What the task asks
Records follow. Select each line holding "Primary".
○ ○ ○ ○
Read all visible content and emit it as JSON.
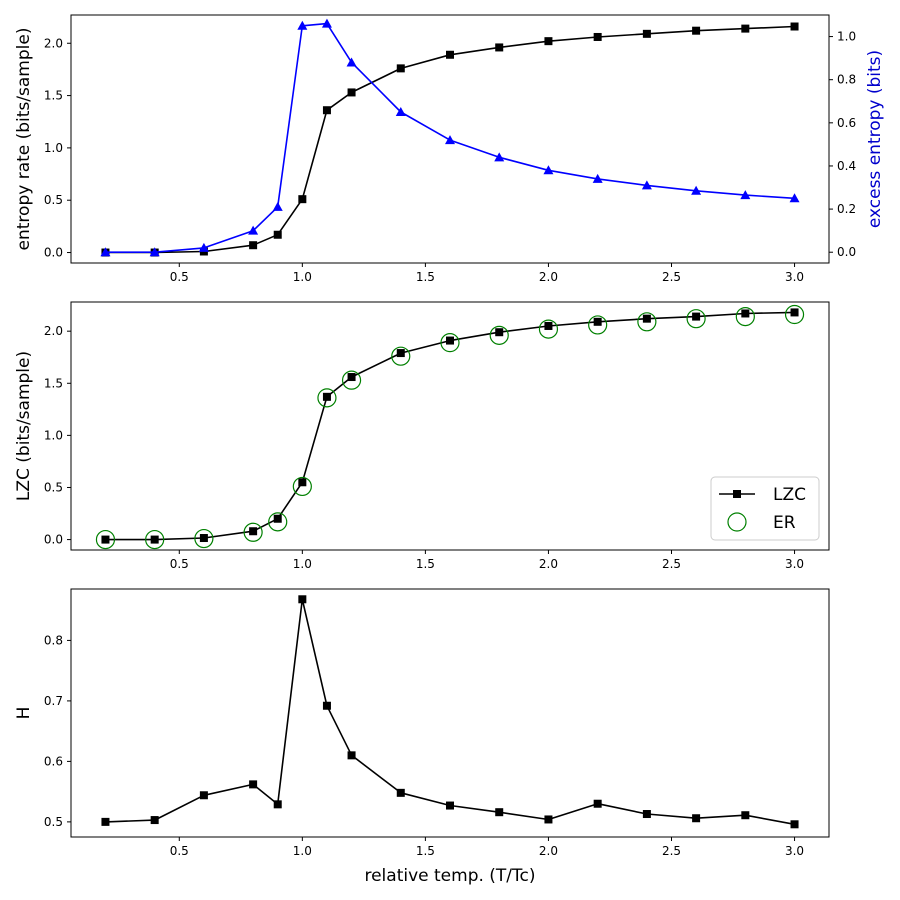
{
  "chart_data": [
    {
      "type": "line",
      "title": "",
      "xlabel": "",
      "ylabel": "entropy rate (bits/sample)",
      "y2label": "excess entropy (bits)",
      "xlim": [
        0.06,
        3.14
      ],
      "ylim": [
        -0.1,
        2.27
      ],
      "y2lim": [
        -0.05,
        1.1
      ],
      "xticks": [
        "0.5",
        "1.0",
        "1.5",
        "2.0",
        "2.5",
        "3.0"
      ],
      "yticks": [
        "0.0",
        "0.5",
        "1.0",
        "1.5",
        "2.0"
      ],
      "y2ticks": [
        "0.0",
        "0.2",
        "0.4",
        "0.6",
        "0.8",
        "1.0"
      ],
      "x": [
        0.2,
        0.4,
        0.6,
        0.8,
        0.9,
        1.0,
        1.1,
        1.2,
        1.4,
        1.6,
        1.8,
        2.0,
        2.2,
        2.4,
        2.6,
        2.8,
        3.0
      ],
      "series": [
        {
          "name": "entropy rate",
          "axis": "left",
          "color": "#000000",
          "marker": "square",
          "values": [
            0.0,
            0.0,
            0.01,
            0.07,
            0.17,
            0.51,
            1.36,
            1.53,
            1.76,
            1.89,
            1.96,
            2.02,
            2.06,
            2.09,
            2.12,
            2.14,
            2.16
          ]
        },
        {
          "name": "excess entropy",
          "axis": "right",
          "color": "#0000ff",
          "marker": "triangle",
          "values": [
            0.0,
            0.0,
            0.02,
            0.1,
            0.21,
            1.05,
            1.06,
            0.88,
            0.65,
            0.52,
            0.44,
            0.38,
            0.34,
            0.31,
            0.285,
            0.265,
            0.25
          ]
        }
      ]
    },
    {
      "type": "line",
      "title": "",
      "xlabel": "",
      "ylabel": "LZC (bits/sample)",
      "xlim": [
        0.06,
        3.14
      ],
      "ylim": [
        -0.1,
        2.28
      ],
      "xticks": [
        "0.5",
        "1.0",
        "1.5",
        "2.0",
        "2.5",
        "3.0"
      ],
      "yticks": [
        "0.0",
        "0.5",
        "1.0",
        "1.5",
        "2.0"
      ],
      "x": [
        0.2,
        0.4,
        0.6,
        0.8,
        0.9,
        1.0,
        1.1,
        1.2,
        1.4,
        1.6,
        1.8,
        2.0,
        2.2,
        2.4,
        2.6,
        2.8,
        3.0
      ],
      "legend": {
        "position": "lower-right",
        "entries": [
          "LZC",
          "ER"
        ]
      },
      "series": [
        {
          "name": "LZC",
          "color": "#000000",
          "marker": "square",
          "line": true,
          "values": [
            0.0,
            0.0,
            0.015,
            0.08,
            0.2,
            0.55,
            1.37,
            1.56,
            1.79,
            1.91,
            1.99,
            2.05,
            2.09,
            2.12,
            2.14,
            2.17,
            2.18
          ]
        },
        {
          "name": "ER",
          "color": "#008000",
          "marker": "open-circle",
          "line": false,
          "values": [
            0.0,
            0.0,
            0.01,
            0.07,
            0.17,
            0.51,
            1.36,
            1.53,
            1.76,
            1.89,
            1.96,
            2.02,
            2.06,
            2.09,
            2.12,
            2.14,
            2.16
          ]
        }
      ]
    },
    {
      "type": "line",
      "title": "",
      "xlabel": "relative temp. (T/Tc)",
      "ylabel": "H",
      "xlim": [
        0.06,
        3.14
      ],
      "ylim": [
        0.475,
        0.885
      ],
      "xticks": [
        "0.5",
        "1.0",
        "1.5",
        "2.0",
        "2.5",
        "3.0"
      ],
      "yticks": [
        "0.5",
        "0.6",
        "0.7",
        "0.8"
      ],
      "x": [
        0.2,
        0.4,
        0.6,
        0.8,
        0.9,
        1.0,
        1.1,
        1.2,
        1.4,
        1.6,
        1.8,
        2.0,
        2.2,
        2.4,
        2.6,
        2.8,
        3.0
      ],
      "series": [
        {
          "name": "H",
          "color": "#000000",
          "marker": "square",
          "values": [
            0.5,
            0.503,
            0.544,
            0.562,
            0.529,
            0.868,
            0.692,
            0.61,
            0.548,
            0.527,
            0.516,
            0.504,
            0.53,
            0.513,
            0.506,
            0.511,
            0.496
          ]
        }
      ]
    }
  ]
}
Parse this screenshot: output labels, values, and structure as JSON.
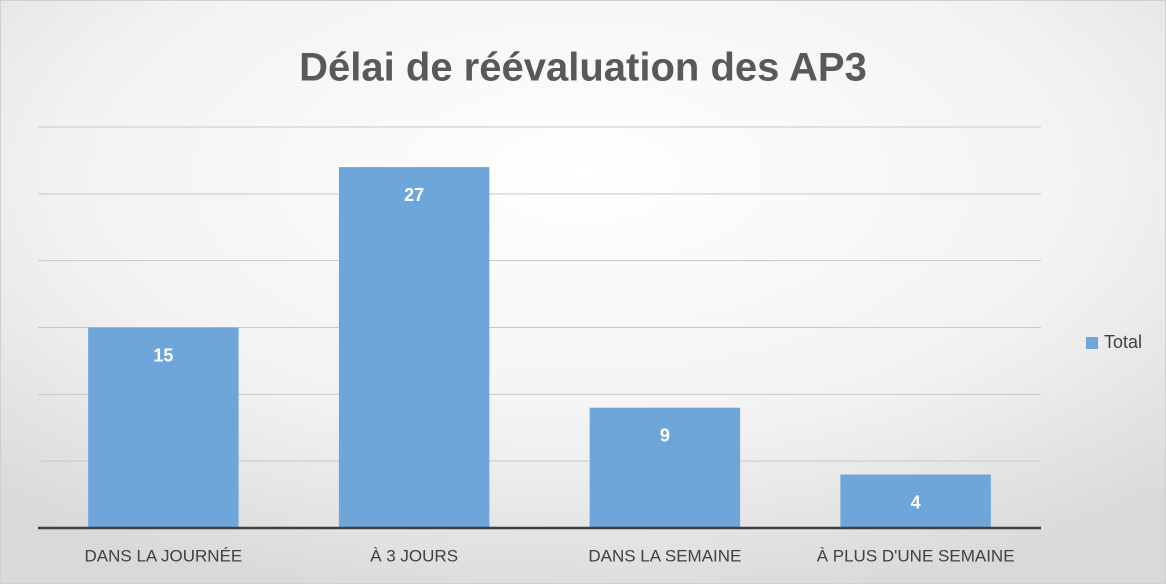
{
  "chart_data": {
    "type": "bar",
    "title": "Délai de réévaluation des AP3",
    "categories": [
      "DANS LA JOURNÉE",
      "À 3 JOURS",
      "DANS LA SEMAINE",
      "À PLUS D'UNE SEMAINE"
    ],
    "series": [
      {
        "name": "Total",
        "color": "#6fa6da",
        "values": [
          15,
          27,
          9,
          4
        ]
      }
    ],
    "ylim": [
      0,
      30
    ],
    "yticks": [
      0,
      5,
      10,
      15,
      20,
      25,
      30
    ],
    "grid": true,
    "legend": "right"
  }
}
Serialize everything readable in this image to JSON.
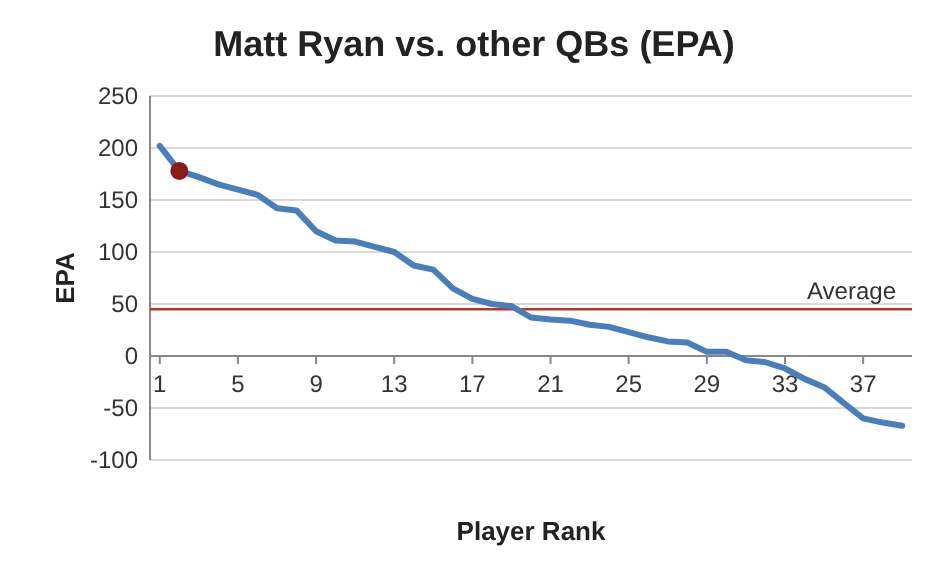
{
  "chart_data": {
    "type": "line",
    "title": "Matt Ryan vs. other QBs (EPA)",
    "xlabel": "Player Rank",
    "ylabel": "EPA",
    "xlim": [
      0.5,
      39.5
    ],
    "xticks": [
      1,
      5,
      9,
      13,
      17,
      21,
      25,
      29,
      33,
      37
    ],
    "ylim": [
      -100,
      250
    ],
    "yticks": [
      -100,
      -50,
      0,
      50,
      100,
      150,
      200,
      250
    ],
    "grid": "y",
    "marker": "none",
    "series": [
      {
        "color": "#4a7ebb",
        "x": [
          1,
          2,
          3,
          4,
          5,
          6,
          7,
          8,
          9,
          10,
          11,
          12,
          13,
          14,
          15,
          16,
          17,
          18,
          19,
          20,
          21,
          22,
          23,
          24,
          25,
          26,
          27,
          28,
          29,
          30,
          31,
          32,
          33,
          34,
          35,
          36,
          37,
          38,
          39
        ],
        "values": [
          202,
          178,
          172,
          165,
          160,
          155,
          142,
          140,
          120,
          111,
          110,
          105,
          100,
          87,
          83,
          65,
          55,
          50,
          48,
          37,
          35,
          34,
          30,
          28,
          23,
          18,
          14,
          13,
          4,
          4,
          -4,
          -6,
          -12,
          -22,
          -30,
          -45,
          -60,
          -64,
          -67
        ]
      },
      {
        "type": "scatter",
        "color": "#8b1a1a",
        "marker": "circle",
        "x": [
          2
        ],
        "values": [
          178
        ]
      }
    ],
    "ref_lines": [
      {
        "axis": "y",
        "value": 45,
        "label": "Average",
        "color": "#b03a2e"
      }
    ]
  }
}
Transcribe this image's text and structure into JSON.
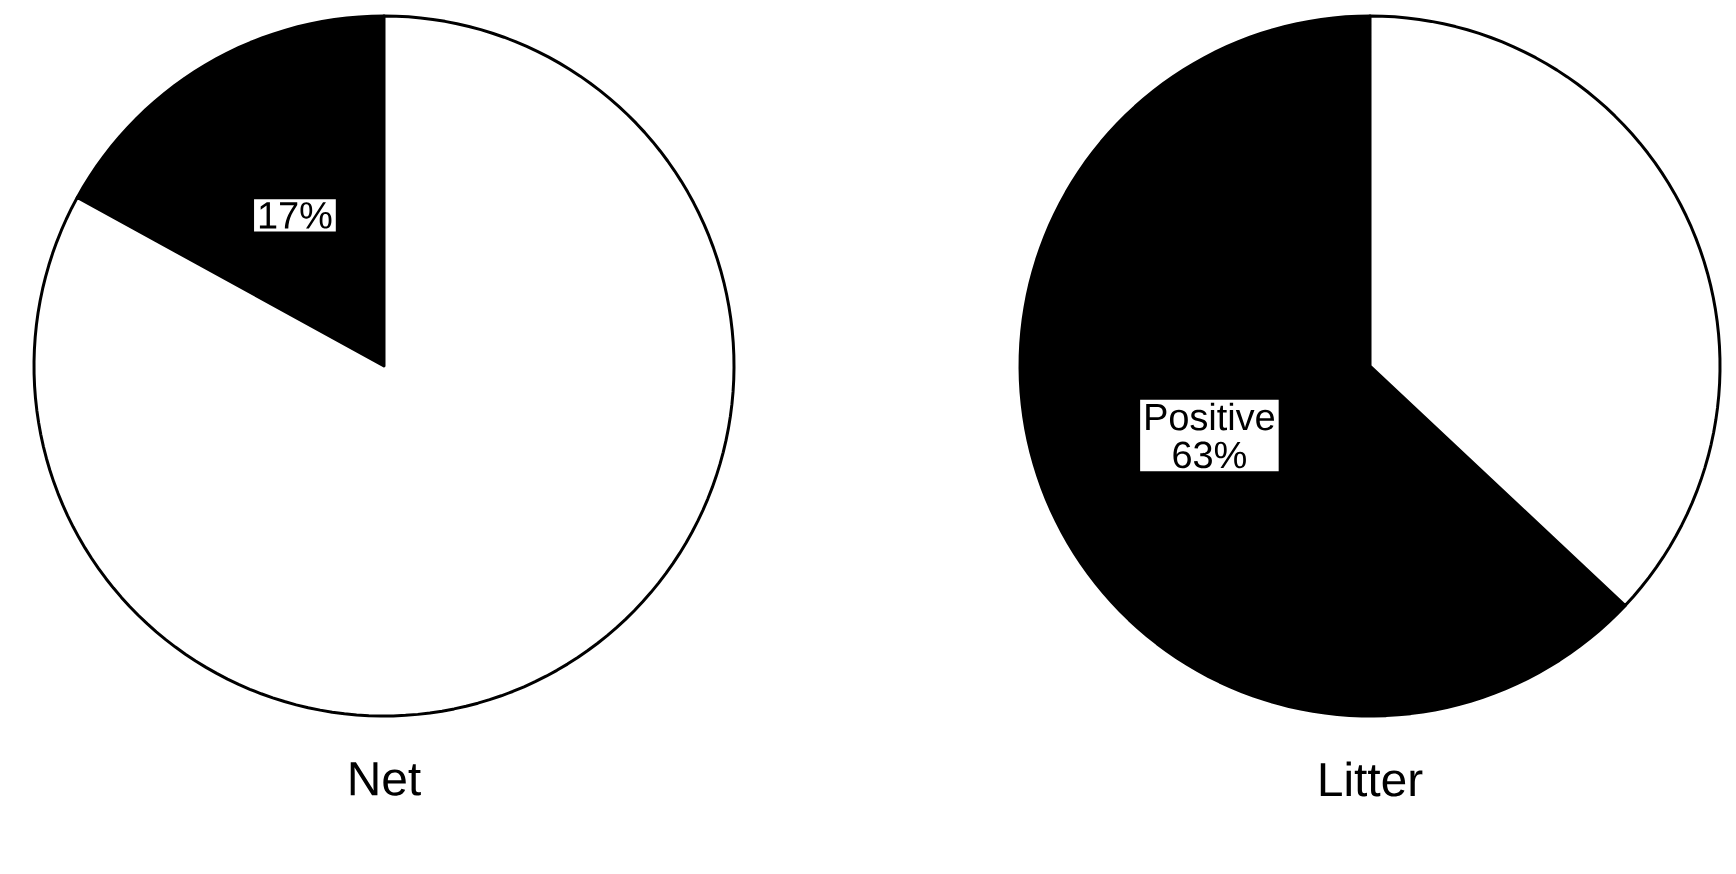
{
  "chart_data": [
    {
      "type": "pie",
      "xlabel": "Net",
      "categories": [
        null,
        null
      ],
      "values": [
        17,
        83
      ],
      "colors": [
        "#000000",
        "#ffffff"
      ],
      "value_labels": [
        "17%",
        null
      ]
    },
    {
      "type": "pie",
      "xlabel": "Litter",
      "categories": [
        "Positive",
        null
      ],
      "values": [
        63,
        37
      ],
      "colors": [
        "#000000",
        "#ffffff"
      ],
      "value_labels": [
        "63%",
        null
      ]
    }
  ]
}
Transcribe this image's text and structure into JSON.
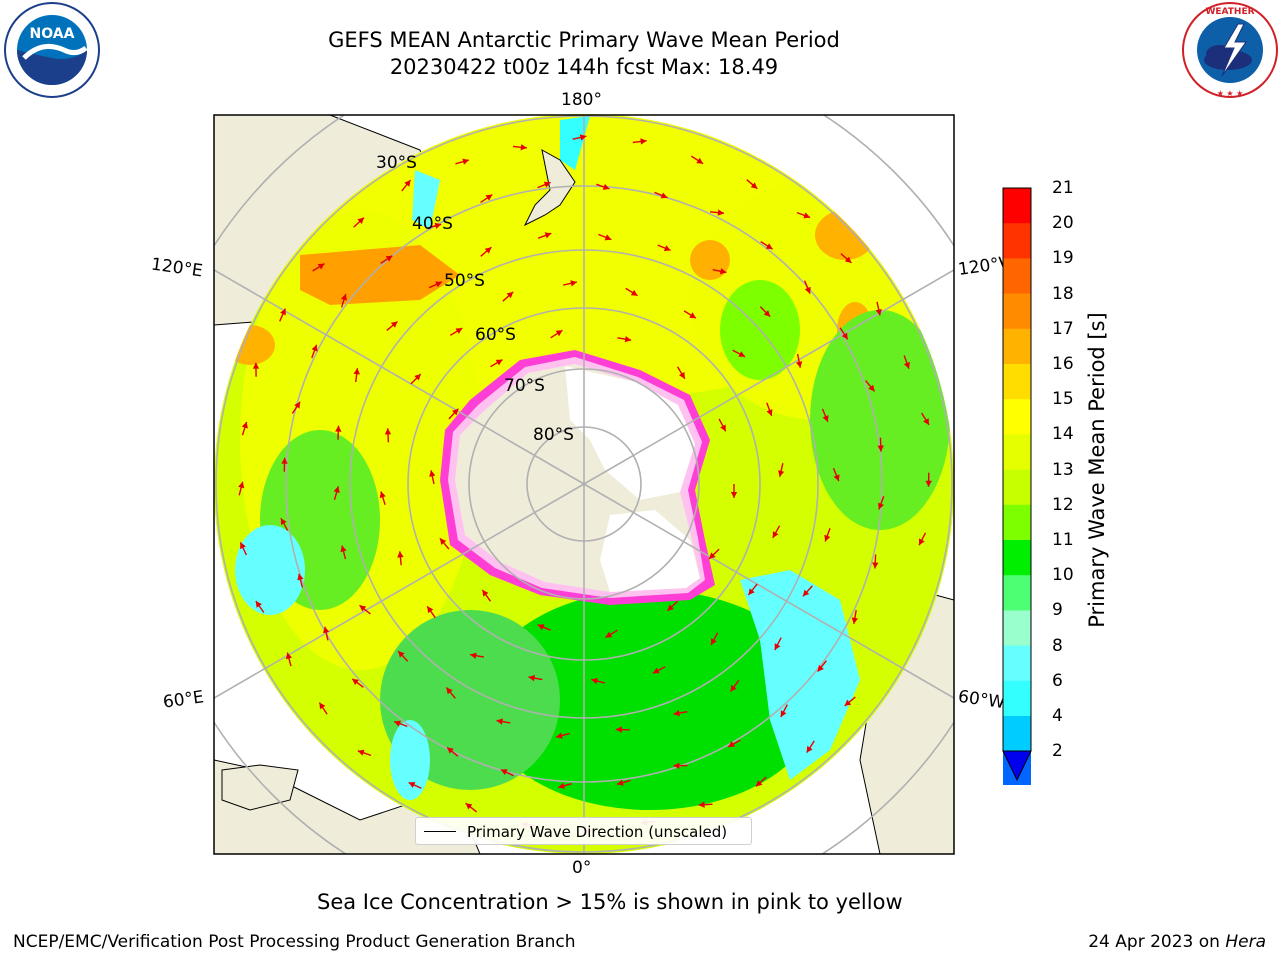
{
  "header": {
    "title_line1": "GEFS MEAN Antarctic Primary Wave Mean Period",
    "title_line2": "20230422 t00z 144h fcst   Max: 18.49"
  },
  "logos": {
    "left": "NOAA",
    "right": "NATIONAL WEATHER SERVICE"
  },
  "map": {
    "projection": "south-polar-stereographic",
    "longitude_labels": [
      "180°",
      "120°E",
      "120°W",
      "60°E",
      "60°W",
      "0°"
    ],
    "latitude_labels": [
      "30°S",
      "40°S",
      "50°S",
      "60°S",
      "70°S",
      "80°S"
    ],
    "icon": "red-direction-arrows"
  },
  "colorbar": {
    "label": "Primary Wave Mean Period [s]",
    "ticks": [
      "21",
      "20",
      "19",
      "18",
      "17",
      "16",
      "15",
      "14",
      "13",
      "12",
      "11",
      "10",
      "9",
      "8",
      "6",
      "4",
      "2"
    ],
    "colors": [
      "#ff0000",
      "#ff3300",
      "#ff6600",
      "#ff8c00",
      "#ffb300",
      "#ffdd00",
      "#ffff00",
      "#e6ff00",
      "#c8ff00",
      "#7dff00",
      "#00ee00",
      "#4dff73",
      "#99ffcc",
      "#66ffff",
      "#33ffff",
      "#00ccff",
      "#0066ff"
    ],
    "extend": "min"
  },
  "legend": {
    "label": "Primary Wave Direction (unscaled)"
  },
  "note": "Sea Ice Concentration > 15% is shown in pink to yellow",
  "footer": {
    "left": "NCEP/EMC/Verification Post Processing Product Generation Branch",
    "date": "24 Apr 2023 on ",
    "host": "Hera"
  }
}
○ ○ ○ ○
Exercise solution
    "title_line1": "GEFS MEAN Antarctic Primary Wave Mean Period",
    "label": "Primary Wave Mean Period [s]",
    "label": "Primary Wave Direction (unscaled)"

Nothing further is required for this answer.